What is being asked: Transcribe every line of the records verbatim.

Input rows:
-- START --

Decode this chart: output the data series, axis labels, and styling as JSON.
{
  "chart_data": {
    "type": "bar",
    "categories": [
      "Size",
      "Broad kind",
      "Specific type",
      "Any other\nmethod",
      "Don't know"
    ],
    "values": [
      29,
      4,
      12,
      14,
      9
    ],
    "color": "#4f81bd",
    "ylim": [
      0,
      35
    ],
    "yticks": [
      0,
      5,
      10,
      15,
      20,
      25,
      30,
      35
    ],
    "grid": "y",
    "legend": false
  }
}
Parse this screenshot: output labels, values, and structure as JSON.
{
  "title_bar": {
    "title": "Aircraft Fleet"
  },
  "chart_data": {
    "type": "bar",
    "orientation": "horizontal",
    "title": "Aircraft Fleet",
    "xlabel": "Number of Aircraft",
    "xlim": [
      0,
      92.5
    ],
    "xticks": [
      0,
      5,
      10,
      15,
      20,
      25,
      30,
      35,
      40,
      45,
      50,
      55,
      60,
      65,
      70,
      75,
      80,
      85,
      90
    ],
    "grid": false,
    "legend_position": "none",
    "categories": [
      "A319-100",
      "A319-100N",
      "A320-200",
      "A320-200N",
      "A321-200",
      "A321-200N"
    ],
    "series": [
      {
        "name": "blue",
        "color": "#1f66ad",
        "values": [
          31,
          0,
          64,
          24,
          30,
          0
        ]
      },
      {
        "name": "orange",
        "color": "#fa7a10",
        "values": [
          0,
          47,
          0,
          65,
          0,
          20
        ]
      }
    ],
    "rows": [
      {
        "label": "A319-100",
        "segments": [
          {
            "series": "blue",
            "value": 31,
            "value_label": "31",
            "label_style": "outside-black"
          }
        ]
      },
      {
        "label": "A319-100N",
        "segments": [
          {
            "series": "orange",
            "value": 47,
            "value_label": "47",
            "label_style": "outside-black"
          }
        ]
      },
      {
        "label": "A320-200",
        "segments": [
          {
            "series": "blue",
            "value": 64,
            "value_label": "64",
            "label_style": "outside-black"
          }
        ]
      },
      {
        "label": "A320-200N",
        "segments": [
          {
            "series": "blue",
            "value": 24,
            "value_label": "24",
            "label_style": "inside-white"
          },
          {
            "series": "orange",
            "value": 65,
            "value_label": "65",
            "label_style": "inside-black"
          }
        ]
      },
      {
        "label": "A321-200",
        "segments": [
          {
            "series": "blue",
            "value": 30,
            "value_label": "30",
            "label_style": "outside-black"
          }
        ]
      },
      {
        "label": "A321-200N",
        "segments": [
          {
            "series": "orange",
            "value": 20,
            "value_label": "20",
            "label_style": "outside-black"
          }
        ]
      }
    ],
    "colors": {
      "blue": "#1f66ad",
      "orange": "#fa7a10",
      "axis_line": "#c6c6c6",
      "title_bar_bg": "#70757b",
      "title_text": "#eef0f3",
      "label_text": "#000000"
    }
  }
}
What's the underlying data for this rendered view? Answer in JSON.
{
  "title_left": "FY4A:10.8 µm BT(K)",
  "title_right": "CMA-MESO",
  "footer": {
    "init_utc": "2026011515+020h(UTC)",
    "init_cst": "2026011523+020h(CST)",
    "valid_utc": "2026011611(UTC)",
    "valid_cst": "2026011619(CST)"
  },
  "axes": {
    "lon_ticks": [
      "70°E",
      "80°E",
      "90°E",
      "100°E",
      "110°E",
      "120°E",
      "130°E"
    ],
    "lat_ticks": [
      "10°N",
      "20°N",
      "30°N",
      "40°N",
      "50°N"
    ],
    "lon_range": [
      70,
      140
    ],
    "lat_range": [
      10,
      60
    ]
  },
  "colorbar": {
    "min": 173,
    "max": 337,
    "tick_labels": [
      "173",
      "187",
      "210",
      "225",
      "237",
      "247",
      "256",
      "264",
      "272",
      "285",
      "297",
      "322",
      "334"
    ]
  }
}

-- END --

Response:
Decode this chart: output the data series, axis labels, and styling as JSON.
{
  "chart_data": {
    "type": "bar",
    "categories": [
      "Size",
      "Broad kind",
      "Specific type",
      "Any other\nmethod",
      "Don't know"
    ],
    "values": [
      29,
      4,
      12,
      14,
      9
    ],
    "color": "#4f81bd",
    "ylim": [
      0,
      35
    ],
    "yticks": [
      0,
      5,
      10,
      15,
      20,
      25,
      30,
      35
    ],
    "grid": "y",
    "legend": false
  }
}
Parse this screenshot: output labels, values, and structure as JSON.
{
  "title_bar": {
    "title": "Aircraft Fleet"
  },
  "chart_data": {
    "type": "bar",
    "orientation": "horizontal",
    "title": "Aircraft Fleet",
    "xlabel": "Number of Aircraft",
    "xlim": [
      0,
      92.5
    ],
    "xticks": [
      0,
      5,
      10,
      15,
      20,
      25,
      30,
      35,
      40,
      45,
      50,
      55,
      60,
      65,
      70,
      75,
      80,
      85,
      90
    ],
    "grid": false,
    "legend_position": "none",
    "categories": [
      "A319-100",
      "A319-100N",
      "A320-200",
      "A320-200N",
      "A321-200",
      "A321-200N"
    ],
    "series": [
      {
        "name": "blue",
        "color": "#1f66ad",
        "values": [
          31,
          0,
          64,
          24,
          30,
          0
        ]
      },
      {
        "name": "orange",
        "color": "#fa7a10",
        "values": [
          0,
          47,
          0,
          65,
          0,
          20
        ]
      }
    ],
    "rows": [
      {
        "label": "A319-100",
        "segments": [
          {
            "series": "blue",
            "value": 31,
            "value_label": "31",
            "label_style": "outside-black"
          }
        ]
      },
      {
        "label": "A319-100N",
        "segments": [
          {
            "series": "orange",
            "value": 47,
            "value_label": "47",
            "label_style": "outside-black"
          }
        ]
      },
      {
        "label": "A320-200",
        "segments": [
          {
            "series": "blue",
            "value": 64,
            "value_label": "64",
            "label_style": "outside-black"
          }
        ]
      },
      {
        "label": "A320-200N",
        "segments": [
          {
            "series": "blue",
            "value": 24,
            "value_label": "24",
            "label_style": "inside-white"
          },
          {
            "series": "orange",
            "value": 65,
            "value_label": "65",
            "label_style": "inside-black"
          }
        ]
      },
      {
        "label": "A321-200",
        "segments": [
          {
            "series": "blue",
            "value": 30,
            "value_label": "30",
            "label_style": "outside-black"
          }
        ]
      },
      {
        "label": "A321-200N",
        "segments": [
          {
            "series": "orange",
            "value": 20,
            "value_label": "20",
            "label_style": "outside-black"
          }
        ]
      }
    ],
    "colors": {
      "blue": "#1f66ad",
      "orange": "#fa7a10",
      "axis_line": "#c6c6c6",
      "title_bar_bg": "#70757b",
      "title_text": "#eef0f3",
      "label_text": "#000000"
    }
  }
}
What's the underlying data for this rendered view? Answer in JSON.
{
  "title_left": "FY4A:10.8 µm BT(K)",
  "title_right": "CMA-MESO",
  "footer": {
    "init_utc": "2026011515+020h(UTC)",
    "init_cst": "2026011523+020h(CST)",
    "valid_utc": "2026011611(UTC)",
    "valid_cst": "2026011619(CST)"
  },
  "axes": {
    "lon_ticks": [
      "70°E",
      "80°E",
      "90°E",
      "100°E",
      "110°E",
      "120°E",
      "130°E"
    ],
    "lat_ticks": [
      "10°N",
      "20°N",
      "30°N",
      "40°N",
      "50°N"
    ],
    "lon_range": [
      70,
      140
    ],
    "lat_range": [
      10,
      60
    ]
  },
  "colorbar": {
    "min": 173,
    "max": 337,
    "tick_labels": [
      "173",
      "187",
      "210",
      "225",
      "237",
      "247",
      "256",
      "264",
      "272",
      "285",
      "297",
      "322",
      "334"
    ]
  }
}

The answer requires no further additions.